Exercise prompt: Could you print all the entries exactly?

---------- Records for this exercise ----------

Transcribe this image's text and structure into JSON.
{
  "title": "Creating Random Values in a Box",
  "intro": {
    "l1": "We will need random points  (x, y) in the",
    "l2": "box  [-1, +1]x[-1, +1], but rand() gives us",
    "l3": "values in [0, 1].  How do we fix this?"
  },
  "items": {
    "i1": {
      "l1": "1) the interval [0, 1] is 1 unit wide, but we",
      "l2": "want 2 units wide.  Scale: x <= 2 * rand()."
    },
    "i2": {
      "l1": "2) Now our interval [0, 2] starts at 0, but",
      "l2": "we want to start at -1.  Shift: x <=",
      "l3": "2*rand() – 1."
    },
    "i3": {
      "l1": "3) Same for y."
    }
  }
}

----------

Solution:
Transcribe this image's text and structure into JSON.
{
  "title": "Creating Random Values in a Box",
  "intro": {
    "l1": "We will need random points  (x, y) in the",
    "l2": "box  [-1, +1]x[-1, +1], but rand() gives us",
    "l3": "values in [0, 1].  How do we fix this?"
  },
  "items": {
    "i1": {
      "l1": "1) the interval [0, 1] is 1 unit wide, but we",
      "l2": "want 2 units wide.  Scale: x <= 2 * rand()."
    },
    "i2": {
      "l1": "2) Now our interval [0, 2] starts at 0, but",
      "l2": "we want to start at -1.  Shift: x <=",
      "l3": "2*rand() – 1."
    },
    "i3": {
      "l1": "3) Same for y."
    }
  }
}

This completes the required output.